▸ **Requirement**
Gather all lines with the word "OANDA" in them.

▸ **Information provided**
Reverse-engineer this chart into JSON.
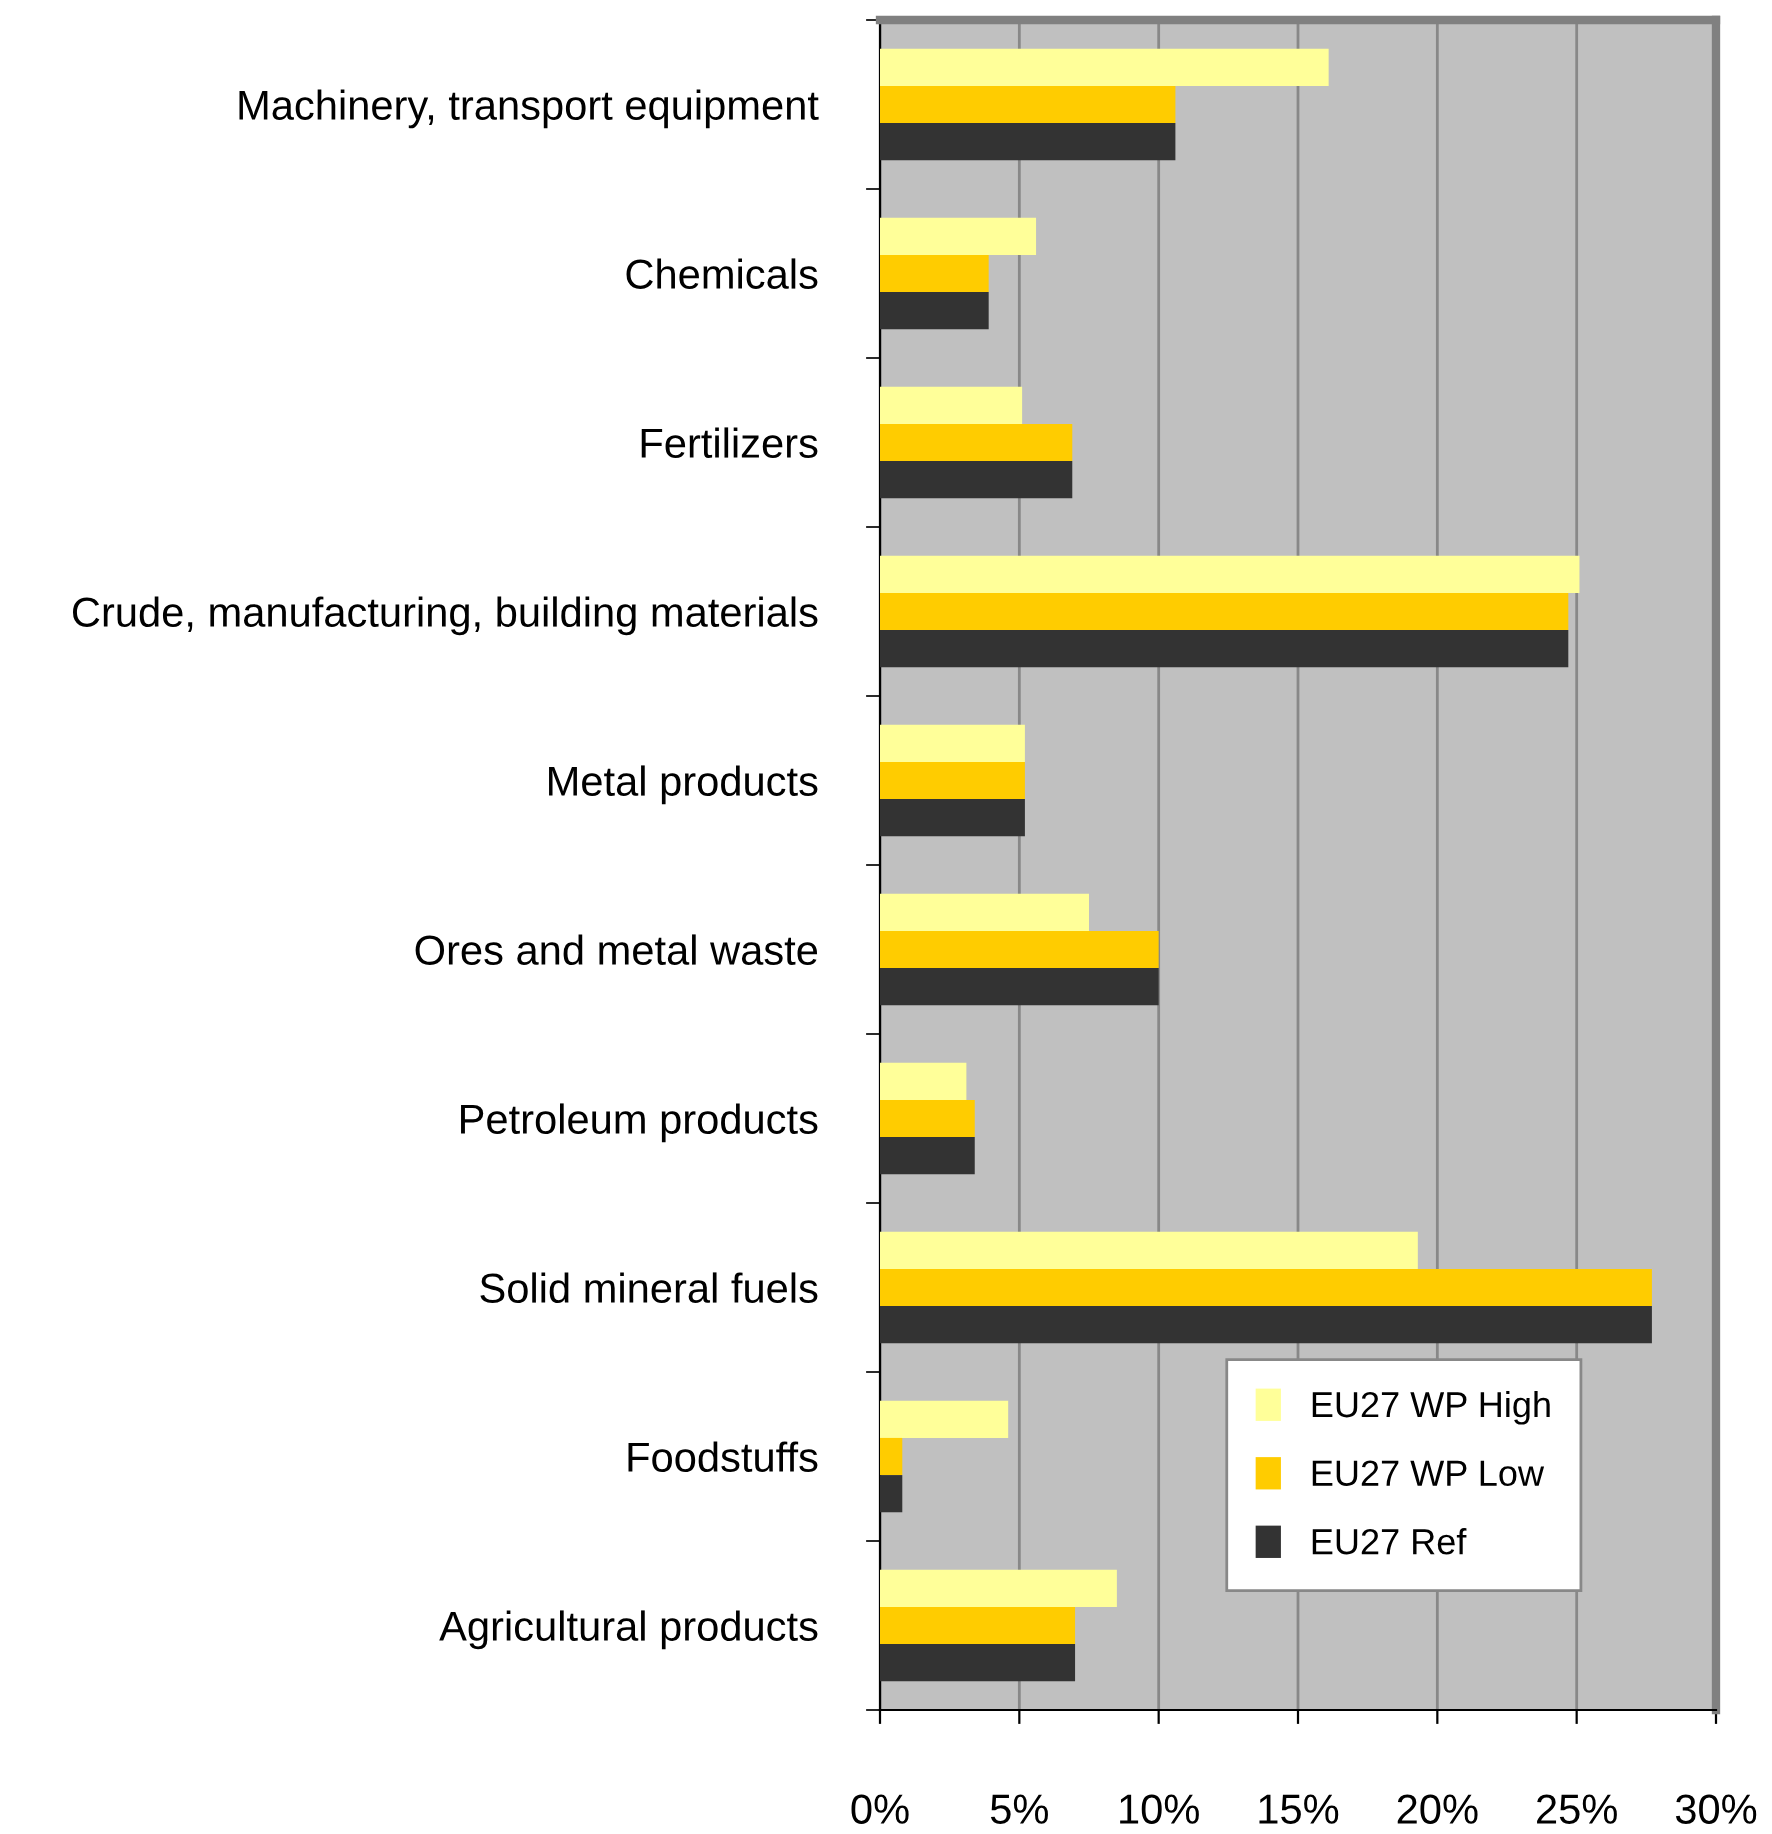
{
  "chart_data": {
    "type": "bar",
    "orientation": "horizontal",
    "categories": [
      "Machinery, transport equipment",
      "Chemicals",
      "Fertilizers",
      "Crude, manufacturing, building materials",
      "Metal products",
      "Ores and metal waste",
      "Petroleum products",
      "Solid mineral fuels",
      "Foodstuffs",
      "Agricultural products"
    ],
    "series": [
      {
        "name": "EU27 WP High",
        "color": "#ffff99",
        "values": [
          16.1,
          5.6,
          5.1,
          25.1,
          5.2,
          7.5,
          3.1,
          19.3,
          4.6,
          8.5
        ]
      },
      {
        "name": "EU27 WP Low",
        "color": "#ffcc00",
        "values": [
          10.6,
          3.9,
          6.9,
          24.7,
          5.2,
          10.0,
          3.4,
          27.7,
          0.8,
          7.0
        ]
      },
      {
        "name": "EU27 Ref",
        "color": "#333333",
        "values": [
          10.6,
          3.9,
          6.9,
          24.7,
          5.2,
          10.0,
          3.4,
          27.7,
          0.8,
          7.0
        ]
      }
    ],
    "xlim": [
      0,
      30
    ],
    "xticks": [
      {
        "value": 0,
        "label": "0%"
      },
      {
        "value": 5,
        "label": "5%"
      },
      {
        "value": 10,
        "label": "10%"
      },
      {
        "value": 15,
        "label": "15%"
      },
      {
        "value": 20,
        "label": "20%"
      },
      {
        "value": 25,
        "label": "25%"
      },
      {
        "value": 30,
        "label": "30%"
      }
    ],
    "grid": "x",
    "legend": "bottom right"
  }
}
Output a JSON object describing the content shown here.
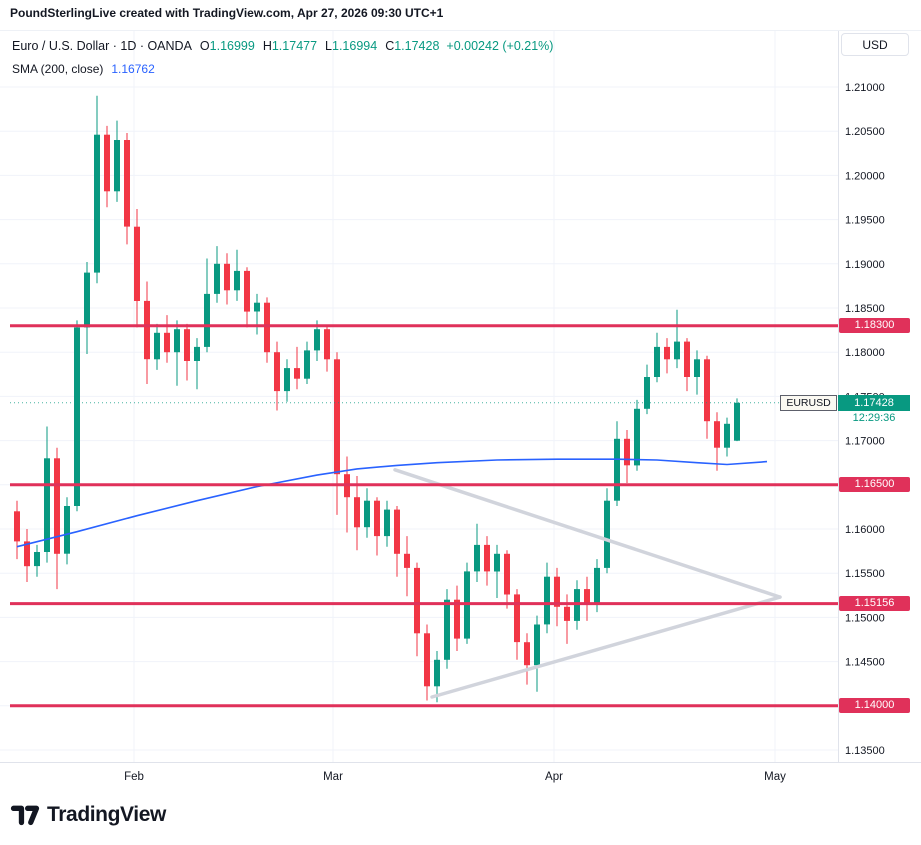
{
  "header": {
    "attribution": "PoundSterlingLive created with TradingView.com, Apr 27, 2026 09:30 UTC+1"
  },
  "legend": {
    "series_title": "Euro / U.S. Dollar · 1D · OANDA",
    "open_label": "O",
    "open": "1.16999",
    "high_label": "H",
    "high": "1.17477",
    "low_label": "L",
    "low": "1.16994",
    "close_label": "C",
    "close": "1.17428",
    "change": "+0.00242 (+0.21%)",
    "indicator_title": "SMA (200, close)",
    "indicator_value": "1.16762"
  },
  "price_axis": {
    "currency": "USD",
    "last": {
      "symbol": "EURUSD",
      "label": "1.17428",
      "countdown": "12:29:36"
    }
  },
  "footer": {
    "brand": "TradingView"
  },
  "colors": {
    "up": "#089981",
    "down": "#f23645",
    "sma": "#2962ff",
    "level": "#e0315a",
    "pattern": "#d1d4dc",
    "text": "#131722"
  },
  "chart_data": {
    "type": "candlestick",
    "symbol": "Euro / U.S. Dollar",
    "ticker": "EURUSD",
    "interval": "1D",
    "exchange": "OANDA",
    "ohlc_last": {
      "open": 1.16999,
      "high": 1.17477,
      "low": 1.16994,
      "close": 1.17428,
      "change": 0.00242,
      "change_pct": 0.21
    },
    "indicator": {
      "name": "SMA (200, close)",
      "value": 1.16762
    },
    "y_axis": {
      "max": 1.21,
      "min": 1.135,
      "step": 0.005,
      "grid": true,
      "ticks": [
        "1.21000",
        "1.20500",
        "1.20000",
        "1.19500",
        "1.19000",
        "1.18500",
        "1.18000",
        "1.17500",
        "1.17000",
        "1.16500",
        "1.16000",
        "1.15500",
        "1.15000",
        "1.14500",
        "1.14000",
        "1.13500"
      ]
    },
    "x_ticks": [
      {
        "label": "Feb",
        "i": 11.7
      },
      {
        "label": "Mar",
        "i": 31.6
      },
      {
        "label": "Apr",
        "i": 53.7
      },
      {
        "label": "May",
        "i": 75.8
      }
    ],
    "levels": [
      {
        "price": 1.183,
        "label": "1.18300"
      },
      {
        "price": 1.165,
        "label": "1.16500"
      },
      {
        "price": 1.15156,
        "label": "1.15156"
      },
      {
        "price": 1.14,
        "label": "1.14000"
      }
    ],
    "last": {
      "value": 1.17428,
      "countdown": "12:29:36"
    },
    "sma200": {
      "points": [
        [
          0,
          1.158
        ],
        [
          6,
          1.1597
        ],
        [
          12,
          1.1615
        ],
        [
          18,
          1.1632
        ],
        [
          24,
          1.1648
        ],
        [
          30,
          1.1661
        ],
        [
          34,
          1.1668
        ],
        [
          38,
          1.1672
        ],
        [
          42,
          1.1675
        ],
        [
          48,
          1.1678
        ],
        [
          54,
          1.1679
        ],
        [
          60,
          1.1679
        ],
        [
          64,
          1.1678
        ],
        [
          68,
          1.1675
        ],
        [
          71,
          1.1673
        ],
        [
          75,
          1.16762
        ]
      ]
    },
    "pattern_lines": [
      {
        "from": [
          37.8,
          1.1667
        ],
        "to": [
          76.3,
          1.1523
        ]
      },
      {
        "from": [
          41.5,
          1.141
        ],
        "to": [
          76.3,
          1.1523
        ]
      }
    ],
    "candles": [
      [
        1.162,
        1.1632,
        1.1566,
        1.1586
      ],
      [
        1.1586,
        1.16,
        1.154,
        1.1558
      ],
      [
        1.1558,
        1.1582,
        1.1546,
        1.1574
      ],
      [
        1.1574,
        1.1716,
        1.1562,
        1.168
      ],
      [
        1.168,
        1.1692,
        1.1532,
        1.1572
      ],
      [
        1.1572,
        1.1636,
        1.156,
        1.1626
      ],
      [
        1.1626,
        1.1836,
        1.162,
        1.1828
      ],
      [
        1.1828,
        1.1902,
        1.1798,
        1.189
      ],
      [
        1.189,
        1.209,
        1.1878,
        1.2046
      ],
      [
        1.2046,
        1.2056,
        1.1964,
        1.1982
      ],
      [
        1.1982,
        1.2062,
        1.197,
        1.204
      ],
      [
        1.204,
        1.2048,
        1.1922,
        1.1942
      ],
      [
        1.1942,
        1.1962,
        1.1828,
        1.1858
      ],
      [
        1.1858,
        1.188,
        1.1764,
        1.1792
      ],
      [
        1.1792,
        1.1832,
        1.178,
        1.1822
      ],
      [
        1.1822,
        1.1842,
        1.1788,
        1.18
      ],
      [
        1.18,
        1.1836,
        1.1762,
        1.1826
      ],
      [
        1.1826,
        1.1832,
        1.1768,
        1.179
      ],
      [
        1.179,
        1.1816,
        1.1758,
        1.1806
      ],
      [
        1.1806,
        1.1906,
        1.18,
        1.1866
      ],
      [
        1.1866,
        1.192,
        1.1856,
        1.19
      ],
      [
        1.19,
        1.1912,
        1.1854,
        1.187
      ],
      [
        1.187,
        1.1916,
        1.1858,
        1.1892
      ],
      [
        1.1892,
        1.1896,
        1.1828,
        1.1846
      ],
      [
        1.1846,
        1.1866,
        1.182,
        1.1856
      ],
      [
        1.1856,
        1.1862,
        1.1788,
        1.18
      ],
      [
        1.18,
        1.1812,
        1.1734,
        1.1756
      ],
      [
        1.1756,
        1.1792,
        1.1744,
        1.1782
      ],
      [
        1.1782,
        1.1806,
        1.1758,
        1.177
      ],
      [
        1.177,
        1.1812,
        1.1764,
        1.1802
      ],
      [
        1.1802,
        1.1836,
        1.179,
        1.1826
      ],
      [
        1.1826,
        1.183,
        1.1778,
        1.1792
      ],
      [
        1.1792,
        1.18,
        1.1616,
        1.1662
      ],
      [
        1.1662,
        1.1682,
        1.1596,
        1.1636
      ],
      [
        1.1636,
        1.166,
        1.1576,
        1.1602
      ],
      [
        1.1602,
        1.1646,
        1.159,
        1.1632
      ],
      [
        1.1632,
        1.1636,
        1.157,
        1.1592
      ],
      [
        1.1592,
        1.1632,
        1.158,
        1.1622
      ],
      [
        1.1622,
        1.1626,
        1.1546,
        1.1572
      ],
      [
        1.1572,
        1.1592,
        1.1524,
        1.1556
      ],
      [
        1.1556,
        1.1562,
        1.1456,
        1.1482
      ],
      [
        1.1482,
        1.1492,
        1.1406,
        1.1422
      ],
      [
        1.1422,
        1.1462,
        1.1404,
        1.1452
      ],
      [
        1.1452,
        1.1532,
        1.1442,
        1.152
      ],
      [
        1.152,
        1.1536,
        1.1462,
        1.1476
      ],
      [
        1.1476,
        1.1562,
        1.147,
        1.1552
      ],
      [
        1.1552,
        1.1606,
        1.154,
        1.1582
      ],
      [
        1.1582,
        1.1592,
        1.1536,
        1.1552
      ],
      [
        1.1552,
        1.1582,
        1.1522,
        1.1572
      ],
      [
        1.1572,
        1.1576,
        1.151,
        1.1526
      ],
      [
        1.1526,
        1.1532,
        1.1452,
        1.1472
      ],
      [
        1.1472,
        1.1482,
        1.1424,
        1.1446
      ],
      [
        1.1446,
        1.1502,
        1.1416,
        1.1492
      ],
      [
        1.1492,
        1.1562,
        1.1482,
        1.1546
      ],
      [
        1.1546,
        1.1556,
        1.149,
        1.1512
      ],
      [
        1.1512,
        1.1526,
        1.147,
        1.1496
      ],
      [
        1.1496,
        1.1542,
        1.1486,
        1.1532
      ],
      [
        1.1532,
        1.1546,
        1.1496,
        1.1516
      ],
      [
        1.1516,
        1.1566,
        1.1506,
        1.1556
      ],
      [
        1.1556,
        1.1646,
        1.155,
        1.1632
      ],
      [
        1.1632,
        1.1722,
        1.1626,
        1.1702
      ],
      [
        1.1702,
        1.1712,
        1.1652,
        1.1672
      ],
      [
        1.1672,
        1.1746,
        1.1666,
        1.1736
      ],
      [
        1.1736,
        1.1786,
        1.173,
        1.1772
      ],
      [
        1.1772,
        1.1822,
        1.1766,
        1.1806
      ],
      [
        1.1806,
        1.1816,
        1.1776,
        1.1792
      ],
      [
        1.1792,
        1.1848,
        1.1782,
        1.1812
      ],
      [
        1.1812,
        1.1816,
        1.1756,
        1.1772
      ],
      [
        1.1772,
        1.1802,
        1.1752,
        1.1792
      ],
      [
        1.1792,
        1.1796,
        1.1702,
        1.1722
      ],
      [
        1.1722,
        1.1732,
        1.1666,
        1.1692
      ],
      [
        1.1692,
        1.1726,
        1.1682,
        1.1719
      ],
      [
        1.16999,
        1.17477,
        1.16994,
        1.17428
      ]
    ]
  }
}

▸ **Solution to this exercise**
    "series_title": "Euro / U.S. Dollar · 1D · OANDA",
    "exchange": "OANDA",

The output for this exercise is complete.